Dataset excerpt
--------------------------------

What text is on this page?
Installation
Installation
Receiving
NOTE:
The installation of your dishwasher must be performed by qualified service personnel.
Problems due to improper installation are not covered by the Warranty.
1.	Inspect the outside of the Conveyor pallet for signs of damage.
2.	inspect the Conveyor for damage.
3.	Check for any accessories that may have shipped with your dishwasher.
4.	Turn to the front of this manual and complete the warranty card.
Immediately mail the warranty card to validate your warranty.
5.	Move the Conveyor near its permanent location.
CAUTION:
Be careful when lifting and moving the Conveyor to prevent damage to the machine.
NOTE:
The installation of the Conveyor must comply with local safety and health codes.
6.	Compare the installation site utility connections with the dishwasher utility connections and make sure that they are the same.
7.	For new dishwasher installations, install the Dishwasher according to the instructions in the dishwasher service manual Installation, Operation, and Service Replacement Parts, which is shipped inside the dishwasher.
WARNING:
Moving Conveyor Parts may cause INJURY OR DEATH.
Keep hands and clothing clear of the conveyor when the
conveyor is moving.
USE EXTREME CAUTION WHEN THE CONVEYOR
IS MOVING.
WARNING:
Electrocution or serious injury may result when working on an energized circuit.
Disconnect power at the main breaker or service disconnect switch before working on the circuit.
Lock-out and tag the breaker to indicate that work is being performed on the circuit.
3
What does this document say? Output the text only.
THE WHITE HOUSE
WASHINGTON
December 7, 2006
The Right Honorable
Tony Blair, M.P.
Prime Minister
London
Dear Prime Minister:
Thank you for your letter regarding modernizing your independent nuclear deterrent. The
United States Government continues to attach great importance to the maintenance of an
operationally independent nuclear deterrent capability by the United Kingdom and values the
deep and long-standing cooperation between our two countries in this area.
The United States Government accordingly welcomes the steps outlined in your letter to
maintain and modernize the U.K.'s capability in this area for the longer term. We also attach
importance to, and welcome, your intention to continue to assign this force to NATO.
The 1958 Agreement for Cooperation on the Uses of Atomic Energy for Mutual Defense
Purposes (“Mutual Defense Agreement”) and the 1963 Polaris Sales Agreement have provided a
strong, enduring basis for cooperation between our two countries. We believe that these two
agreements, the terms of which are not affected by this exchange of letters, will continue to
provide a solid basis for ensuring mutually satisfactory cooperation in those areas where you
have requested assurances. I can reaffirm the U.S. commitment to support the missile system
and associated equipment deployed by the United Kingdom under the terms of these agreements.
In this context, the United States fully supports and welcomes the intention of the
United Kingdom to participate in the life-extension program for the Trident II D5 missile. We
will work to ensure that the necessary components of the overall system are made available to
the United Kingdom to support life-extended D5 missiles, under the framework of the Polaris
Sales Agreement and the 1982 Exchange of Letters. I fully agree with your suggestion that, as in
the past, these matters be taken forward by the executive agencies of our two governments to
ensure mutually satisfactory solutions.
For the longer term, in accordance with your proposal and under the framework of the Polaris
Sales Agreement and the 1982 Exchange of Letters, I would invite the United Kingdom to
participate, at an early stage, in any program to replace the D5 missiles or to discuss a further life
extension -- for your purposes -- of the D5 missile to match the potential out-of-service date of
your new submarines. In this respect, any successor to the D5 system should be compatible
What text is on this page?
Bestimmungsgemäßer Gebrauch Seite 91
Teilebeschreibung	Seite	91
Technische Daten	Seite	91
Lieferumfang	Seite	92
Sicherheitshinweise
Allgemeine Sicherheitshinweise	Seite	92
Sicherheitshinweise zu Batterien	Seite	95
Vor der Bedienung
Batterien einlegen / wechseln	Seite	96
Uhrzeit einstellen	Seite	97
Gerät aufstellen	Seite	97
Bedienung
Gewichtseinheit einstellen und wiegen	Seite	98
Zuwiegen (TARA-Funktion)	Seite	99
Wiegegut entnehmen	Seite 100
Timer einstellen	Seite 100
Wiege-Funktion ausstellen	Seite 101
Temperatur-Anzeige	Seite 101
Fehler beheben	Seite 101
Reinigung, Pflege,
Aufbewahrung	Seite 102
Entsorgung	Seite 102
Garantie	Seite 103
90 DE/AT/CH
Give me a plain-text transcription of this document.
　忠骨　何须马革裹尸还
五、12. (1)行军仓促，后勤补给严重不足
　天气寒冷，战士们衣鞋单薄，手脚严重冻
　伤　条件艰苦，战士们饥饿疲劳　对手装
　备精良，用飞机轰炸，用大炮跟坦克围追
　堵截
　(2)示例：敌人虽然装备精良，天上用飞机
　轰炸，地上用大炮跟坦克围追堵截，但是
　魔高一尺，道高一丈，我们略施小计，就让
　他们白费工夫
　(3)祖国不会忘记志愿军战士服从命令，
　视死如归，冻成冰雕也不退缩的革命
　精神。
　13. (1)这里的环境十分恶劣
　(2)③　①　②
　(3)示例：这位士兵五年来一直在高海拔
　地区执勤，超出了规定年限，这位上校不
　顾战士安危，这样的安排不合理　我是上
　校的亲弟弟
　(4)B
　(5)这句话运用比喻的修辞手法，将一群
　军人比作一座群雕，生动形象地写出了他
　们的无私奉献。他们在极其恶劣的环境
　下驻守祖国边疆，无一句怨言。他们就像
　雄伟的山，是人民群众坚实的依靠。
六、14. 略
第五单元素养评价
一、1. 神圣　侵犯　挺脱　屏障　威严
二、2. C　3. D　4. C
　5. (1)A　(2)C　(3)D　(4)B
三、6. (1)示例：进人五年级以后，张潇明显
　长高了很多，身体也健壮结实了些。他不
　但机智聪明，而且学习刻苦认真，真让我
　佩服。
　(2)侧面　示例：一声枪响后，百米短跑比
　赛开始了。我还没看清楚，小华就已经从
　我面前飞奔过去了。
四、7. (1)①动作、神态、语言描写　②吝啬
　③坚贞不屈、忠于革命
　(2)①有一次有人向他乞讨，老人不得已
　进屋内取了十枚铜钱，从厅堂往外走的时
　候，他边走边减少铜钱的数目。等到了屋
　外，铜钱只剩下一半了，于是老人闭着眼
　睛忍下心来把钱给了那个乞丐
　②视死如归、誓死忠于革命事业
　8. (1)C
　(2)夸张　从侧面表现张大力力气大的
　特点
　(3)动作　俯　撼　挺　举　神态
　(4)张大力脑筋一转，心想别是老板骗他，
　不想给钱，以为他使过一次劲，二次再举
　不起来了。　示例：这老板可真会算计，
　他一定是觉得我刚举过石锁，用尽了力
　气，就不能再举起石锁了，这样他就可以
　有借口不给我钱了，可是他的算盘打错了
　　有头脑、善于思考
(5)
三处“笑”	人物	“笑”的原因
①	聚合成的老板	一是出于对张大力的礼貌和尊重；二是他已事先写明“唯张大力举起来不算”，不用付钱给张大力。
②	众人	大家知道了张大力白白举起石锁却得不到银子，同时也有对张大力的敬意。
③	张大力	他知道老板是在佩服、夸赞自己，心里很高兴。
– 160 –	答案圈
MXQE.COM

--------------------------------

All of the data needs to be reproduced exactly, with no line missing.

What text is on this page?
Installation
Installation
Receiving
NOTE:
The installation of your dishwasher must be performed by qualified service personnel.
Problems due to improper installation are not covered by the Warranty.
1.	Inspect the outside of the Conveyor pallet for signs of damage.
2.	inspect the Conveyor for damage.
3.	Check for any accessories that may have shipped with your dishwasher.
4.	Turn to the front of this manual and complete the warranty card.
Immediately mail the warranty card to validate your warranty.
5.	Move the Conveyor near its permanent location.
CAUTION:
Be careful when lifting and moving the Conveyor to prevent damage to the machine.
NOTE:
The installation of the Conveyor must comply with local safety and health codes.
6.	Compare the installation site utility connections with the dishwasher utility connections and make sure that they are the same.
7.	For new dishwasher installations, install the Dishwasher according to the instructions in the dishwasher service manual Installation, Operation, and Service Replacement Parts, which is shipped inside the dishwasher.
WARNING:
Moving Conveyor Parts may cause INJURY OR DEATH.
Keep hands and clothing clear of the conveyor when the
conveyor is moving.
USE EXTREME CAUTION WHEN THE CONVEYOR
IS MOVING.
WARNING:
Electrocution or serious injury may result when working on an energized circuit.
Disconnect power at the main breaker or service disconnect switch before working on the circuit.
Lock-out and tag the breaker to indicate that work is being performed on the circuit.
3
What does this document say? Output the text only.
THE WHITE HOUSE
WASHINGTON
December 7, 2006
The Right Honorable
Tony Blair, M.P.
Prime Minister
London
Dear Prime Minister:
Thank you for your letter regarding modernizing your independent nuclear deterrent. The
United States Government continues to attach great importance to the maintenance of an
operationally independent nuclear deterrent capability by the United Kingdom and values the
deep and long-standing cooperation between our two countries in this area.
The United States Government accordingly welcomes the steps outlined in your letter to
maintain and modernize the U.K.'s capability in this area for the longer term. We also attach
importance to, and welcome, your intention to continue to assign this force to NATO.
The 1958 Agreement for Cooperation on the Uses of Atomic Energy for Mutual Defense
Purposes (“Mutual Defense Agreement”) and the 1963 Polaris Sales Agreement have provided a
strong, enduring basis for cooperation between our two countries. We believe that these two
agreements, the terms of which are not affected by this exchange of letters, will continue to
provide a solid basis for ensuring mutually satisfactory cooperation in those areas where you
have requested assurances. I can reaffirm the U.S. commitment to support the missile system
and associated equipment deployed by the United Kingdom under the terms of these agreements.
In this context, the United States fully supports and welcomes the intention of the
United Kingdom to participate in the life-extension program for the Trident II D5 missile. We
will work to ensure that the necessary components of the overall system are made available to
the United Kingdom to support life-extended D5 missiles, under the framework of the Polaris
Sales Agreement and the 1982 Exchange of Letters. I fully agree with your suggestion that, as in
the past, these matters be taken forward by the executive agencies of our two governments to
ensure mutually satisfactory solutions.
For the longer term, in accordance with your proposal and under the framework of the Polaris
Sales Agreement and the 1982 Exchange of Letters, I would invite the United Kingdom to
participate, at an early stage, in any program to replace the D5 missiles or to discuss a further life
extension -- for your purposes -- of the D5 missile to match the potential out-of-service date of
your new submarines. In this respect, any successor to the D5 system should be compatible
What text is on this page?
Bestimmungsgemäßer Gebrauch Seite 91
Teilebeschreibung	Seite	91
Technische Daten	Seite	91
Lieferumfang	Seite	92
Sicherheitshinweise
Allgemeine Sicherheitshinweise	Seite	92
Sicherheitshinweise zu Batterien	Seite	95
Vor der Bedienung
Batterien einlegen / wechseln	Seite	96
Uhrzeit einstellen	Seite	97
Gerät aufstellen	Seite	97
Bedienung
Gewichtseinheit einstellen und wiegen	Seite	98
Zuwiegen (TARA-Funktion)	Seite	99
Wiegegut entnehmen	Seite 100
Timer einstellen	Seite 100
Wiege-Funktion ausstellen	Seite 101
Temperatur-Anzeige	Seite 101
Fehler beheben	Seite 101
Reinigung, Pflege,
Aufbewahrung	Seite 102
Entsorgung	Seite 102
Garantie	Seite 103
90 DE/AT/CH
Give me a plain-text transcription of this document.
　忠骨　何须马革裹尸还
五、12. (1)行军仓促，后勤补给严重不足
　天气寒冷，战士们衣鞋单薄，手脚严重冻
　伤　条件艰苦，战士们饥饿疲劳　对手装
　备精良，用飞机轰炸，用大炮跟坦克围追
　堵截
　(2)示例：敌人虽然装备精良，天上用飞机
　轰炸，地上用大炮跟坦克围追堵截，但是
　魔高一尺，道高一丈，我们略施小计，就让
　他们白费工夫
　(3)祖国不会忘记志愿军战士服从命令，
　视死如归，冻成冰雕也不退缩的革命
　精神。
　13. (1)这里的环境十分恶劣
　(2)③　①　②
　(3)示例：这位士兵五年来一直在高海拔
　地区执勤，超出了规定年限，这位上校不
　顾战士安危，这样的安排不合理　我是上
　校的亲弟弟
　(4)B
　(5)这句话运用比喻的修辞手法，将一群
　军人比作一座群雕，生动形象地写出了他
　们的无私奉献。他们在极其恶劣的环境
　下驻守祖国边疆，无一句怨言。他们就像
　雄伟的山，是人民群众坚实的依靠。
六、14. 略
第五单元素养评价
一、1. 神圣　侵犯　挺脱　屏障　威严
二、2. C　3. D　4. C
　5. (1)A　(2)C　(3)D　(4)B
三、6. (1)示例：进人五年级以后，张潇明显
　长高了很多，身体也健壮结实了些。他不
　但机智聪明，而且学习刻苦认真，真让我
　佩服。
　(2)侧面　示例：一声枪响后，百米短跑比
　赛开始了。我还没看清楚，小华就已经从
　我面前飞奔过去了。
四、7. (1)①动作、神态、语言描写　②吝啬
　③坚贞不屈、忠于革命
　(2)①有一次有人向他乞讨，老人不得已
　进屋内取了十枚铜钱，从厅堂往外走的时
　候，他边走边减少铜钱的数目。等到了屋
　外，铜钱只剩下一半了，于是老人闭着眼
　睛忍下心来把钱给了那个乞丐
　②视死如归、誓死忠于革命事业
　8. (1)C
　(2)夸张　从侧面表现张大力力气大的
　特点
　(3)动作　俯　撼　挺　举　神态
　(4)张大力脑筋一转，心想别是老板骗他，
　不想给钱，以为他使过一次劲，二次再举
　不起来了。　示例：这老板可真会算计，
　他一定是觉得我刚举过石锁，用尽了力
　气，就不能再举起石锁了，这样他就可以
　有借口不给我钱了，可是他的算盘打错了
　　有头脑、善于思考
(5)
三处“笑”	人物	“笑”的原因
①	聚合成的老板	一是出于对张大力的礼貌和尊重；二是他已事先写明“唯张大力举起来不算”，不用付钱给张大力。
②	众人	大家知道了张大力白白举起石锁却得不到银子，同时也有对张大力的敬意。
③	张大力	他知道老板是在佩服、夸赞自己，心里很高兴。
– 160 –	答案圈
MXQE.COM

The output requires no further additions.